[Collection entries]
━━━━

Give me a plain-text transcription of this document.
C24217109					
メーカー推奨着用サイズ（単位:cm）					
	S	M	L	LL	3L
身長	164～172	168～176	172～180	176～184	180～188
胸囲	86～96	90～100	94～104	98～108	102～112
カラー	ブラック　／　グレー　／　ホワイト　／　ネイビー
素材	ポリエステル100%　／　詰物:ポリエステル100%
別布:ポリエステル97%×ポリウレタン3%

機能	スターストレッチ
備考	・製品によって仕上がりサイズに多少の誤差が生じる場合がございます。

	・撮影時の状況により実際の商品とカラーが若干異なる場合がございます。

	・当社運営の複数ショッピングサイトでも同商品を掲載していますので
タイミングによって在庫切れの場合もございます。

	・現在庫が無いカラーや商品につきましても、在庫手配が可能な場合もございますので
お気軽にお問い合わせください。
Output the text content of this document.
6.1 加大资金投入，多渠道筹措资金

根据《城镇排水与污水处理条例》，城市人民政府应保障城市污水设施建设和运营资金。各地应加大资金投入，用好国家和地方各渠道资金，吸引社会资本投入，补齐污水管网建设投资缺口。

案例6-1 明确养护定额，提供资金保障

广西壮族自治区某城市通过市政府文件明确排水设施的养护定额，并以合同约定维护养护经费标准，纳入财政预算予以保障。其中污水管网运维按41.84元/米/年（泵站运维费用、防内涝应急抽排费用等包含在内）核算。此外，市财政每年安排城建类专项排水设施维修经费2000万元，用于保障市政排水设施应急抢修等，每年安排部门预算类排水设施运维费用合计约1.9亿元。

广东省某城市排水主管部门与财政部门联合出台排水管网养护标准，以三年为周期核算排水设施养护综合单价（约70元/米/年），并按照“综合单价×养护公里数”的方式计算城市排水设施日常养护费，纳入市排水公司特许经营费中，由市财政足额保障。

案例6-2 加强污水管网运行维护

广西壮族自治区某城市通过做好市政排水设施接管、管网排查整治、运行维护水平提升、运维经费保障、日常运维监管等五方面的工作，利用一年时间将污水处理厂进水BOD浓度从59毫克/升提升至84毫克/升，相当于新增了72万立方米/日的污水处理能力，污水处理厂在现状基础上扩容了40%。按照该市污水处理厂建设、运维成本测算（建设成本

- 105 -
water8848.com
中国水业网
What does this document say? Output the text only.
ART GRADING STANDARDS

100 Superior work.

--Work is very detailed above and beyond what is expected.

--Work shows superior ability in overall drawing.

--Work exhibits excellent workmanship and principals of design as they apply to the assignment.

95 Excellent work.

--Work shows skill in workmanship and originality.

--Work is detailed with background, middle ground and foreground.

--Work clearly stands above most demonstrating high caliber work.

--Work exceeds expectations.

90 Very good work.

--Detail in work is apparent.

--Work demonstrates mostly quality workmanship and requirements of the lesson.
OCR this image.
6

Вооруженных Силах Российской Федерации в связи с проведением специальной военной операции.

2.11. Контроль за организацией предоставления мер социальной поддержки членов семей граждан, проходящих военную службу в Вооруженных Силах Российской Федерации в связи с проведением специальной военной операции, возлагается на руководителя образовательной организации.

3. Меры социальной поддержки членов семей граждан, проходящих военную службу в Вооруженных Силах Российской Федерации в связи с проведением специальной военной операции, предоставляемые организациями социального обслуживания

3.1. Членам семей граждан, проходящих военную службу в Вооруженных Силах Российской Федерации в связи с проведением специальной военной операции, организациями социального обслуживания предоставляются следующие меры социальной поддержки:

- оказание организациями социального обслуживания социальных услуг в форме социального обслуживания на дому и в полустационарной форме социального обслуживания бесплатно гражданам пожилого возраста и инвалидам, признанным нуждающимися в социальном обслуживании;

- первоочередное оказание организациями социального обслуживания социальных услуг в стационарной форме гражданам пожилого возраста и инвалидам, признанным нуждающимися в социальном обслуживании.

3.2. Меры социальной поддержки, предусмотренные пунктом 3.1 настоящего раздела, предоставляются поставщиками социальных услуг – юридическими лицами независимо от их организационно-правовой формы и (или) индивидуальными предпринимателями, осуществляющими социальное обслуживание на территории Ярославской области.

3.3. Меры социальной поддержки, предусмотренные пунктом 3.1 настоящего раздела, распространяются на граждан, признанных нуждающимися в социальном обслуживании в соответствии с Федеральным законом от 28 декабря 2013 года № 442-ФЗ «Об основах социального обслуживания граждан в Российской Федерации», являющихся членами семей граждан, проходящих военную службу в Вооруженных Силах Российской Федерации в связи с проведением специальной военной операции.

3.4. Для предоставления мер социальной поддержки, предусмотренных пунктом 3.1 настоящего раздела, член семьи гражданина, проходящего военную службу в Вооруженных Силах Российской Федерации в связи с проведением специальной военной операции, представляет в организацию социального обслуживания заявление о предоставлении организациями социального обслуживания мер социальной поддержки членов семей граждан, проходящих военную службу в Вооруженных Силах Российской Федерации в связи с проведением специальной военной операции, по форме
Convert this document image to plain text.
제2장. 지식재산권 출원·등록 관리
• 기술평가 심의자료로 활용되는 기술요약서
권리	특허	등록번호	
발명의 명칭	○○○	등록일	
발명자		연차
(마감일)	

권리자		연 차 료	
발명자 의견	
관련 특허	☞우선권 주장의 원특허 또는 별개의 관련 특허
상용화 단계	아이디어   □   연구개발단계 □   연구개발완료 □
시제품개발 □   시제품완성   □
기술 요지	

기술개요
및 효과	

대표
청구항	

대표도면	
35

━━━━

**Task description:** Give again, word for word, every line from the one holding "Convert this document image to plain text." to the end of the data.

**Exercise answer:**
Convert this document image to plain text.
제2장. 지식재산권 출원·등록 관리
• 기술평가 심의자료로 활용되는 기술요약서
권리	특허	등록번호	
발명의 명칭	○○○	등록일	
발명자		연차
(마감일)	

권리자		연 차 료	
발명자 의견	
관련 특허	☞우선권 주장의 원특허 또는 별개의 관련 특허
상용화 단계	아이디어   □   연구개발단계 □   연구개발완료 □
시제품개발 □   시제품완성   □
기술 요지	

기술개요
및 효과	

대표
청구항	

대표도면	
35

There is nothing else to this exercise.